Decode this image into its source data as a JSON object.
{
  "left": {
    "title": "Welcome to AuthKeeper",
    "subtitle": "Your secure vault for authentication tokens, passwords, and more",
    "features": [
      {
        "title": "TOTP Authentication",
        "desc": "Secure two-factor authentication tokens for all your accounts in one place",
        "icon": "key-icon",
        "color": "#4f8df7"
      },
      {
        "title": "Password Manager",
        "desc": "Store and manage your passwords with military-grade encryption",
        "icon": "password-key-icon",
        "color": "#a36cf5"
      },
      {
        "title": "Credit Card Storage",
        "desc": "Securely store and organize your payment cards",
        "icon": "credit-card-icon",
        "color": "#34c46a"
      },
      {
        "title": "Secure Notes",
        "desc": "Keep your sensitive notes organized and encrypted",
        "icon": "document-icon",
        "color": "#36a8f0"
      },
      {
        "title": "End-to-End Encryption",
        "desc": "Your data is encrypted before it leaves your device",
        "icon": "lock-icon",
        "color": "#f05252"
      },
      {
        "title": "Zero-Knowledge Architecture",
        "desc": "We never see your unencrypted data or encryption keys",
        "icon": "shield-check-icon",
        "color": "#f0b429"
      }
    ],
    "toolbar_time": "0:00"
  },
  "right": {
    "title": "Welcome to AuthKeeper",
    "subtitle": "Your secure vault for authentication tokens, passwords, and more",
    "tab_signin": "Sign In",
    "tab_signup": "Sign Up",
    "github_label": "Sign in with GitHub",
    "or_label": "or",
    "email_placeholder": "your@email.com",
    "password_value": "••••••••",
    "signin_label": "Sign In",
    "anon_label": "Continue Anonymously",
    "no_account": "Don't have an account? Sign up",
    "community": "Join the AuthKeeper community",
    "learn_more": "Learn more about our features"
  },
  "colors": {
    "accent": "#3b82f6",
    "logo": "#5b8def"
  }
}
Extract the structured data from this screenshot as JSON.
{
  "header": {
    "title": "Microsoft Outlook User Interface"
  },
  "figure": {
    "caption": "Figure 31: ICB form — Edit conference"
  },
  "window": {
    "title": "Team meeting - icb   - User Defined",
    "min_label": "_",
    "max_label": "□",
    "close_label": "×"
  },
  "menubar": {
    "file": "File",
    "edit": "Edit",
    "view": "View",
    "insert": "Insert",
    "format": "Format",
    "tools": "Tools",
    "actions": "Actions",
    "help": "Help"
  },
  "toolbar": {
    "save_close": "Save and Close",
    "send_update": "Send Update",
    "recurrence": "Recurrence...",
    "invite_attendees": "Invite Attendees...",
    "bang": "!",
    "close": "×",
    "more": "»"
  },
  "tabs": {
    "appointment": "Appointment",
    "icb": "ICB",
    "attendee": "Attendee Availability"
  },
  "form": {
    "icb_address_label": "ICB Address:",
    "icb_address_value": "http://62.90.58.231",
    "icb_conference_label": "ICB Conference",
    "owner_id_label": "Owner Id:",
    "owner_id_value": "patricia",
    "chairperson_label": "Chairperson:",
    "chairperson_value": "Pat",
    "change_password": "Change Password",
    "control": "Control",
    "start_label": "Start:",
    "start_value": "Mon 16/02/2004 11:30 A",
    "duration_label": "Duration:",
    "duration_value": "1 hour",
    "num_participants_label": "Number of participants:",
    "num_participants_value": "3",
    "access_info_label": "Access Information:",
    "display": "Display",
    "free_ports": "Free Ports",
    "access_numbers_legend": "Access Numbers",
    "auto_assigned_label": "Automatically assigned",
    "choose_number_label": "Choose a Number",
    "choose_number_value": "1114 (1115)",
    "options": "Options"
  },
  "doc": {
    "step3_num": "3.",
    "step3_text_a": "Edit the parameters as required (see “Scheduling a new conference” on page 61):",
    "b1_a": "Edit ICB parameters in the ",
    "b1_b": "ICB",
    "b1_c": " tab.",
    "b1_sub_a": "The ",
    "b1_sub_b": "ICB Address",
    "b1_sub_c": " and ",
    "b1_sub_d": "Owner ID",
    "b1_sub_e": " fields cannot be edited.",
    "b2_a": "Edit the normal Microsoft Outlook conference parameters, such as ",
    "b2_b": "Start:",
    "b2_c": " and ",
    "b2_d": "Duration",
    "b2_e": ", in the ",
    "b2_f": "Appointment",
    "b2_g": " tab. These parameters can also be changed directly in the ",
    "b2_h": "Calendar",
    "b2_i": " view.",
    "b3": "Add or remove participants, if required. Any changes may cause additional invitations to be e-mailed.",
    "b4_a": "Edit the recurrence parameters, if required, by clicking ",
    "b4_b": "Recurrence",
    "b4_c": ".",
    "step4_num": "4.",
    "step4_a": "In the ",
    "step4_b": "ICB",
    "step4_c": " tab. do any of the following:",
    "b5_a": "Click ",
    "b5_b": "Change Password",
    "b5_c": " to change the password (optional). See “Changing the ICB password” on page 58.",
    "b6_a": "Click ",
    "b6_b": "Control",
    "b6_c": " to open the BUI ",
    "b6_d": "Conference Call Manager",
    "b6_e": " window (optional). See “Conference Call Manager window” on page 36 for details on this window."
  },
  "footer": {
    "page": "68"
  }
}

== DIRECTIONS FOR THIS TASK ==
Using the listing, copy every line where the word "Outlook" shows up.

== RESPONSE FOR THIS EXERCISE ==
    "title": "Microsoft Outlook User Interface"
    "b2_a": "Edit the normal Microsoft Outlook conference parameters, such as ",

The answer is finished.